→ WHAT TO WORK ON
Give the number of lines that hold the string "alma". Nothing else is needed.

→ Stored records
★ ★ ★ ★ ★ ★ ★
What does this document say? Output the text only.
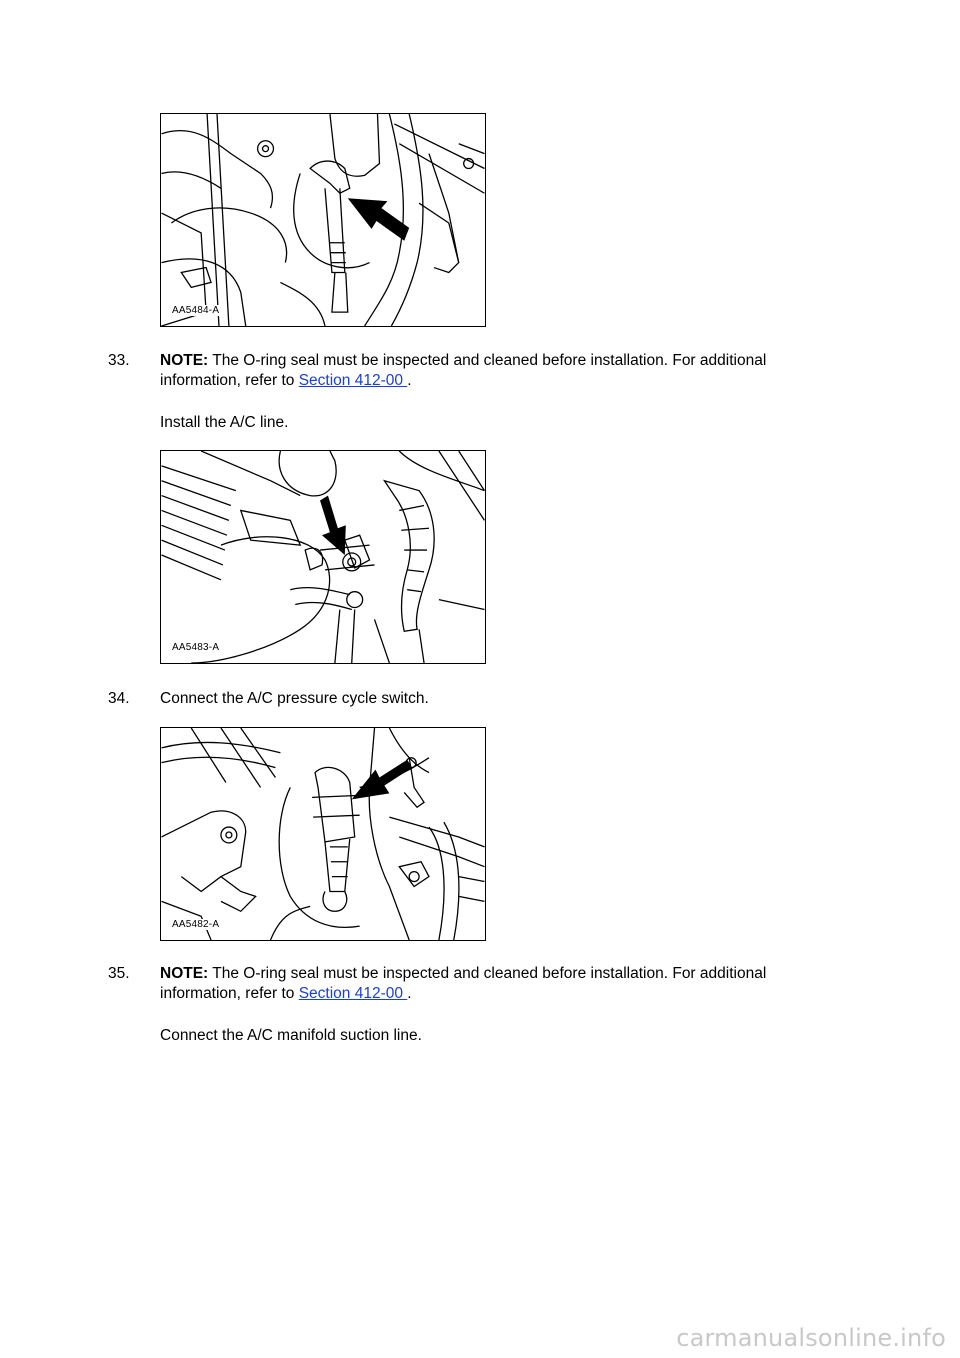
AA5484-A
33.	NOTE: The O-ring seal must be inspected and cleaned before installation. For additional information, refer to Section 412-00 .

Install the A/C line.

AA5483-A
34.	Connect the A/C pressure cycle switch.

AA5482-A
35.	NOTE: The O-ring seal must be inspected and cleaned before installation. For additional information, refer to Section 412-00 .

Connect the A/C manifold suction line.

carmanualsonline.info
★ ★ ★ ★ ★ ★ ★
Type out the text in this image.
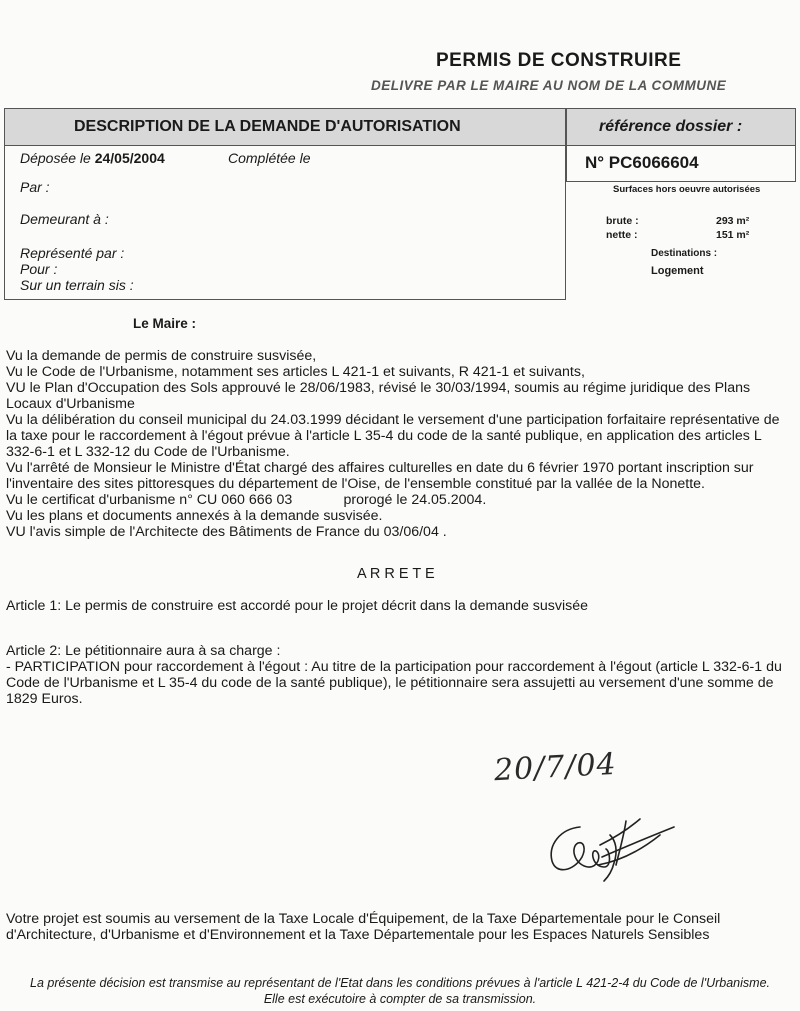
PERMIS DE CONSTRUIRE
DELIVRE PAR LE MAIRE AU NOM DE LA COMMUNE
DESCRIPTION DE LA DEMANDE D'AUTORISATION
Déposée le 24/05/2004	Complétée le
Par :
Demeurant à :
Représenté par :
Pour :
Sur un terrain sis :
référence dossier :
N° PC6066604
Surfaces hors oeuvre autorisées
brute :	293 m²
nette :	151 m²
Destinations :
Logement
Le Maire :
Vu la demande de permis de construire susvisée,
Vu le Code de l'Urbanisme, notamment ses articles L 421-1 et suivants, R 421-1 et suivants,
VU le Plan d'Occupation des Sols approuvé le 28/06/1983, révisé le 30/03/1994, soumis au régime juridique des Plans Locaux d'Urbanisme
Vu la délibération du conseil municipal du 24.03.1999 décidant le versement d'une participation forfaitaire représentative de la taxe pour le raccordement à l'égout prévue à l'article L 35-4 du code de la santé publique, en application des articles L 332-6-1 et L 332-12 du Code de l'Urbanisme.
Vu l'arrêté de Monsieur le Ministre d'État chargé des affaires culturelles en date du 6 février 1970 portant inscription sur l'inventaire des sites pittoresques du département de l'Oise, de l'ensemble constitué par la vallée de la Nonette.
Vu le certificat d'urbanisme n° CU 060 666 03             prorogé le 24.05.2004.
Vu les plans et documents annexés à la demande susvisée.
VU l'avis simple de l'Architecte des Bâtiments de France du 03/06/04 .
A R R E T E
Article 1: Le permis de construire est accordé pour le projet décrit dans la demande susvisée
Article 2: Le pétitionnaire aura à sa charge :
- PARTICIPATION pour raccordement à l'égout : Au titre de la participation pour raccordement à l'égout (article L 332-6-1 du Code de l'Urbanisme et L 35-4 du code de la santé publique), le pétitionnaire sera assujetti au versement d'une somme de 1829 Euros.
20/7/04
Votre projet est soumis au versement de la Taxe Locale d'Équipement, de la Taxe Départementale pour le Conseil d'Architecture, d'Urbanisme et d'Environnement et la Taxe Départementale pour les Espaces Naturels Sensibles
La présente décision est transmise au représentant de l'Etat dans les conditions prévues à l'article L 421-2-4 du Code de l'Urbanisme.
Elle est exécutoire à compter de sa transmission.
★ ★ ★ ★ ★ ★ ★
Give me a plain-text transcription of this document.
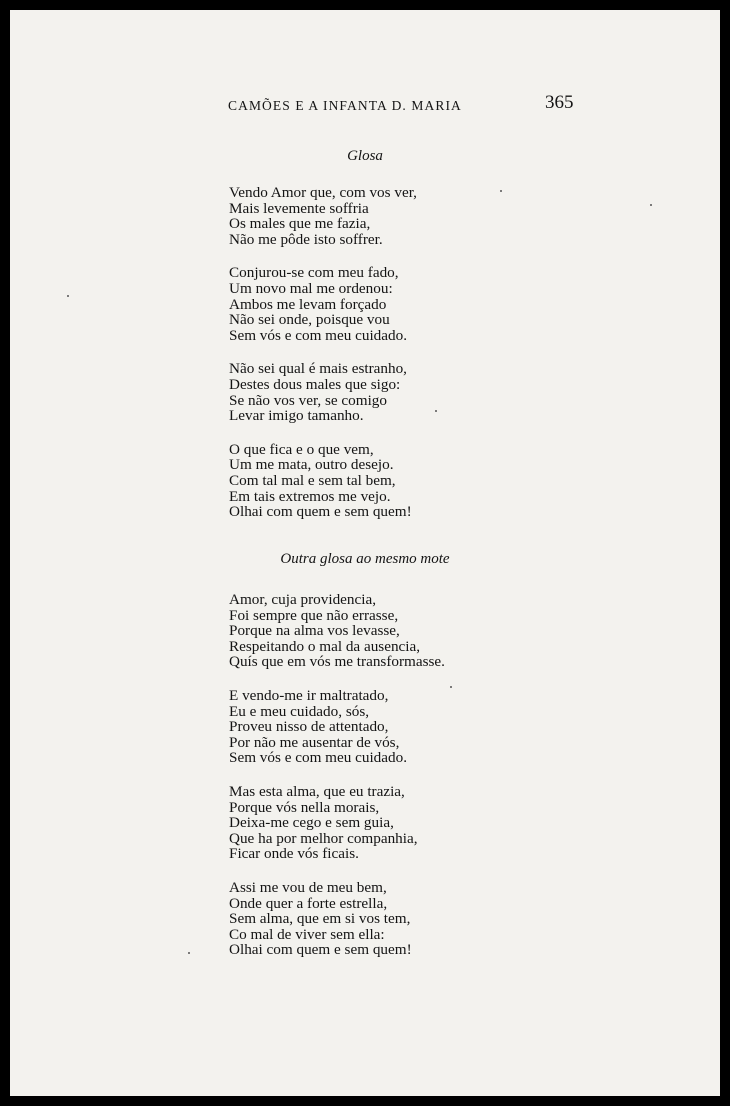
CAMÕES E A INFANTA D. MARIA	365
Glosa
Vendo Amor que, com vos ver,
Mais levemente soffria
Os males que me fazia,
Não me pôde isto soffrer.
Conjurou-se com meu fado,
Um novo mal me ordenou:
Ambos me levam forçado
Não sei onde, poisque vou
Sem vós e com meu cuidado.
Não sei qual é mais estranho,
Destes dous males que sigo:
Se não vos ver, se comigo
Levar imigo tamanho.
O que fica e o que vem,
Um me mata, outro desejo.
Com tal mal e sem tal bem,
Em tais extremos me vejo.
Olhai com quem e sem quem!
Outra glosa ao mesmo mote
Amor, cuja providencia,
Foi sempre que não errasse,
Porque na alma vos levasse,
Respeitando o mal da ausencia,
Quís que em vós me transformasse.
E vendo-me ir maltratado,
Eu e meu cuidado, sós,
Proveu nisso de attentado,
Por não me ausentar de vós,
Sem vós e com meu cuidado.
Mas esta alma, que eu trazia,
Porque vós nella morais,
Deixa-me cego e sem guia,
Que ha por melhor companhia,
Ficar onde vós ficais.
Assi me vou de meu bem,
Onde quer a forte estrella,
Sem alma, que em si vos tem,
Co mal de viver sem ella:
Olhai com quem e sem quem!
★ ★ ★ ★ ★ ★ ★
→ CORRECT OUTPUT
3